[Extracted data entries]
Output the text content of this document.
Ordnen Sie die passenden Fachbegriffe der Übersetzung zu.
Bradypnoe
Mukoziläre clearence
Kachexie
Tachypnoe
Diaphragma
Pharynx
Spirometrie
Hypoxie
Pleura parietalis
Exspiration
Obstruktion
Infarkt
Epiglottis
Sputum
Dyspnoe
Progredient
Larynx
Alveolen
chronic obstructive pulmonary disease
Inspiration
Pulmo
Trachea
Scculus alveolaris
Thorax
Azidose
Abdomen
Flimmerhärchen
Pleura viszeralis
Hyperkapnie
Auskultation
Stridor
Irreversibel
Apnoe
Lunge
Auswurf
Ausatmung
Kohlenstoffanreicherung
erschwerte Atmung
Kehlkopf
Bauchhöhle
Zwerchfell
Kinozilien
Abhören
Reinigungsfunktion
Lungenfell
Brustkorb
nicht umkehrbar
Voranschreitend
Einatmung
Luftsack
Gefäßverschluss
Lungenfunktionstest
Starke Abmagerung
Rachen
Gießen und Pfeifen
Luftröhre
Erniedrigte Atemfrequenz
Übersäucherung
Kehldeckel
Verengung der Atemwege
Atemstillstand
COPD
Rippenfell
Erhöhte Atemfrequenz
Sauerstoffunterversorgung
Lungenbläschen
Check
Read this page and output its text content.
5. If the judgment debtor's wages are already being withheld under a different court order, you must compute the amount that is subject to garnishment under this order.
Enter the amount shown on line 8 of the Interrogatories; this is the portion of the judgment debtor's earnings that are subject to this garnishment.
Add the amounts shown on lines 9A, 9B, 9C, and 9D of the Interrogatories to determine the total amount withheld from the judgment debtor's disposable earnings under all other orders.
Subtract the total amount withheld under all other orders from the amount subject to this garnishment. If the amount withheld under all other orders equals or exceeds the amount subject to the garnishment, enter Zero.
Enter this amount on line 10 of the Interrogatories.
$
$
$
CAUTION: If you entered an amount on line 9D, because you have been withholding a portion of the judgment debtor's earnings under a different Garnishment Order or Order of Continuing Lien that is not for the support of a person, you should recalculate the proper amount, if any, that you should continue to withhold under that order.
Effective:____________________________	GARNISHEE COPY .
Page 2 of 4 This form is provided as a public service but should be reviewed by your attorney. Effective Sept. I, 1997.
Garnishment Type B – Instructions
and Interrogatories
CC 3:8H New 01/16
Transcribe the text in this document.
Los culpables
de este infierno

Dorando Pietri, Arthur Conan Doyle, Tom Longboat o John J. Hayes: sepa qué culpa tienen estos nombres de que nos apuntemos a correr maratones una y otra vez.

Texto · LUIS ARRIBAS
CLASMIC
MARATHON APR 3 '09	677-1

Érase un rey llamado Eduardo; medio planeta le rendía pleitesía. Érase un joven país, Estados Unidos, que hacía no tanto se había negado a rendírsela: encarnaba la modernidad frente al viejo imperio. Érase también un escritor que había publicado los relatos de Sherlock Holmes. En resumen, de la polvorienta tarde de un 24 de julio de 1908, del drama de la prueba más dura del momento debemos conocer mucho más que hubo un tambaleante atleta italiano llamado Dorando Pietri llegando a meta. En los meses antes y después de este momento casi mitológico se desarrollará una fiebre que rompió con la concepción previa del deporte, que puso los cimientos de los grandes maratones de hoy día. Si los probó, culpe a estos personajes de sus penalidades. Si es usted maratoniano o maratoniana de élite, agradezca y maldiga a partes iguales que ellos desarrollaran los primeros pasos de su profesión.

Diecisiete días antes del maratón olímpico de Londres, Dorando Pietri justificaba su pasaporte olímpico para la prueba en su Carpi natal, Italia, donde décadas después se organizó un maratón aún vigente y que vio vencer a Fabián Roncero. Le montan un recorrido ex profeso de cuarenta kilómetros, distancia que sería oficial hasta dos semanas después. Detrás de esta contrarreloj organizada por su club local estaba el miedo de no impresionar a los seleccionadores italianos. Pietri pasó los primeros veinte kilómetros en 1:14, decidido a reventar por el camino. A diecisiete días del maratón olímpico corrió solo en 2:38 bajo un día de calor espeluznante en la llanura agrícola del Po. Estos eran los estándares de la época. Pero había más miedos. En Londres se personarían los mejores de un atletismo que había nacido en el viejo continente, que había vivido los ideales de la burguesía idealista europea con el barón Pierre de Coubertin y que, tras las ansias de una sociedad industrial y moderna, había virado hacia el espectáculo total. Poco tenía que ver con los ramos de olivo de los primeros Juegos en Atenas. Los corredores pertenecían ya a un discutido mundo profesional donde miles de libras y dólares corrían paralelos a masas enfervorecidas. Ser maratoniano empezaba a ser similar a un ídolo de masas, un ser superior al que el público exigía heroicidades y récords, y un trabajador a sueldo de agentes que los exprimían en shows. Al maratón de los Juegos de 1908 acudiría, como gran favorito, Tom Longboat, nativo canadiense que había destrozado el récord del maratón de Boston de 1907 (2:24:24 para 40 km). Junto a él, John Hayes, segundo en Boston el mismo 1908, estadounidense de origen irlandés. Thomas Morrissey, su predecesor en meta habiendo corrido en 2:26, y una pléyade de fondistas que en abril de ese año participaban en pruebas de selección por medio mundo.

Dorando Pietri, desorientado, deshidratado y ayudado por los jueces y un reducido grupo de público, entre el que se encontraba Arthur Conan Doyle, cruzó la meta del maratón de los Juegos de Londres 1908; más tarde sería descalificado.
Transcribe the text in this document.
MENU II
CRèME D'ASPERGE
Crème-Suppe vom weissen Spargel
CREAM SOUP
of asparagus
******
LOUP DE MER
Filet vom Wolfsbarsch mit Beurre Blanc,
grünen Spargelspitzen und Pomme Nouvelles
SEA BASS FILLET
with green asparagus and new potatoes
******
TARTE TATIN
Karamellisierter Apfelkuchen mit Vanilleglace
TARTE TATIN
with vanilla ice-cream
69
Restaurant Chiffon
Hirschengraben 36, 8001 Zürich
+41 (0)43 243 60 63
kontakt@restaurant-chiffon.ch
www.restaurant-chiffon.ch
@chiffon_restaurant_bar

Written instruction -> Take the material above and return all of it exactly.

Result of this exercise ->
Output the text content of this document.
Ordnen Sie die passenden Fachbegriffe der Übersetzung zu.
Bradypnoe
Mukoziläre clearence
Kachexie
Tachypnoe
Diaphragma
Pharynx
Spirometrie
Hypoxie
Pleura parietalis
Exspiration
Obstruktion
Infarkt
Epiglottis
Sputum
Dyspnoe
Progredient
Larynx
Alveolen
chronic obstructive pulmonary disease
Inspiration
Pulmo
Trachea
Scculus alveolaris
Thorax
Azidose
Abdomen
Flimmerhärchen
Pleura viszeralis
Hyperkapnie
Auskultation
Stridor
Irreversibel
Apnoe
Lunge
Auswurf
Ausatmung
Kohlenstoffanreicherung
erschwerte Atmung
Kehlkopf
Bauchhöhle
Zwerchfell
Kinozilien
Abhören
Reinigungsfunktion
Lungenfell
Brustkorb
nicht umkehrbar
Voranschreitend
Einatmung
Luftsack
Gefäßverschluss
Lungenfunktionstest
Starke Abmagerung
Rachen
Gießen und Pfeifen
Luftröhre
Erniedrigte Atemfrequenz
Übersäucherung
Kehldeckel
Verengung der Atemwege
Atemstillstand
COPD
Rippenfell
Erhöhte Atemfrequenz
Sauerstoffunterversorgung
Lungenbläschen
Check
Read this page and output its text content.
5. If the judgment debtor's wages are already being withheld under a different court order, you must compute the amount that is subject to garnishment under this order.
Enter the amount shown on line 8 of the Interrogatories; this is the portion of the judgment debtor's earnings that are subject to this garnishment.
Add the amounts shown on lines 9A, 9B, 9C, and 9D of the Interrogatories to determine the total amount withheld from the judgment debtor's disposable earnings under all other orders.
Subtract the total amount withheld under all other orders from the amount subject to this garnishment. If the amount withheld under all other orders equals or exceeds the amount subject to the garnishment, enter Zero.
Enter this amount on line 10 of the Interrogatories.
$
$
$
CAUTION: If you entered an amount on line 9D, because you have been withholding a portion of the judgment debtor's earnings under a different Garnishment Order or Order of Continuing Lien that is not for the support of a person, you should recalculate the proper amount, if any, that you should continue to withhold under that order.
Effective:____________________________	GARNISHEE COPY .
Page 2 of 4 This form is provided as a public service but should be reviewed by your attorney. Effective Sept. I, 1997.
Garnishment Type B – Instructions
and Interrogatories
CC 3:8H New 01/16
Transcribe the text in this document.
Los culpables
de este infierno

Dorando Pietri, Arthur Conan Doyle, Tom Longboat o John J. Hayes: sepa qué culpa tienen estos nombres de que nos apuntemos a correr maratones una y otra vez.

Texto · LUIS ARRIBAS
CLASMIC
MARATHON APR 3 '09	677-1

Érase un rey llamado Eduardo; medio planeta le rendía pleitesía. Érase un joven país, Estados Unidos, que hacía no tanto se había negado a rendírsela: encarnaba la modernidad frente al viejo imperio. Érase también un escritor que había publicado los relatos de Sherlock Holmes. En resumen, de la polvorienta tarde de un 24 de julio de 1908, del drama de la prueba más dura del momento debemos conocer mucho más que hubo un tambaleante atleta italiano llamado Dorando Pietri llegando a meta. En los meses antes y después de este momento casi mitológico se desarrollará una fiebre que rompió con la concepción previa del deporte, que puso los cimientos de los grandes maratones de hoy día. Si los probó, culpe a estos personajes de sus penalidades. Si es usted maratoniano o maratoniana de élite, agradezca y maldiga a partes iguales que ellos desarrollaran los primeros pasos de su profesión.

Diecisiete días antes del maratón olímpico de Londres, Dorando Pietri justificaba su pasaporte olímpico para la prueba en su Carpi natal, Italia, donde décadas después se organizó un maratón aún vigente y que vio vencer a Fabián Roncero. Le montan un recorrido ex profeso de cuarenta kilómetros, distancia que sería oficial hasta dos semanas después. Detrás de esta contrarreloj organizada por su club local estaba el miedo de no impresionar a los seleccionadores italianos. Pietri pasó los primeros veinte kilómetros en 1:14, decidido a reventar por el camino. A diecisiete días del maratón olímpico corrió solo en 2:38 bajo un día de calor espeluznante en la llanura agrícola del Po. Estos eran los estándares de la época. Pero había más miedos. En Londres se personarían los mejores de un atletismo que había nacido en el viejo continente, que había vivido los ideales de la burguesía idealista europea con el barón Pierre de Coubertin y que, tras las ansias de una sociedad industrial y moderna, había virado hacia el espectáculo total. Poco tenía que ver con los ramos de olivo de los primeros Juegos en Atenas. Los corredores pertenecían ya a un discutido mundo profesional donde miles de libras y dólares corrían paralelos a masas enfervorecidas. Ser maratoniano empezaba a ser similar a un ídolo de masas, un ser superior al que el público exigía heroicidades y récords, y un trabajador a sueldo de agentes que los exprimían en shows. Al maratón de los Juegos de 1908 acudiría, como gran favorito, Tom Longboat, nativo canadiense que había destrozado el récord del maratón de Boston de 1907 (2:24:24 para 40 km). Junto a él, John Hayes, segundo en Boston el mismo 1908, estadounidense de origen irlandés. Thomas Morrissey, su predecesor en meta habiendo corrido en 2:26, y una pléyade de fondistas que en abril de ese año participaban en pruebas de selección por medio mundo.

Dorando Pietri, desorientado, deshidratado y ayudado por los jueces y un reducido grupo de público, entre el que se encontraba Arthur Conan Doyle, cruzó la meta del maratón de los Juegos de Londres 1908; más tarde sería descalificado.
Transcribe the text in this document.
MENU II
CRèME D'ASPERGE
Crème-Suppe vom weissen Spargel
CREAM SOUP
of asparagus
******
LOUP DE MER
Filet vom Wolfsbarsch mit Beurre Blanc,
grünen Spargelspitzen und Pomme Nouvelles
SEA BASS FILLET
with green asparagus and new potatoes
******
TARTE TATIN
Karamellisierter Apfelkuchen mit Vanilleglace
TARTE TATIN
with vanilla ice-cream
69
Restaurant Chiffon
Hirschengraben 36, 8001 Zürich
+41 (0)43 243 60 63
kontakt@restaurant-chiffon.ch
www.restaurant-chiffon.ch
@chiffon_restaurant_bar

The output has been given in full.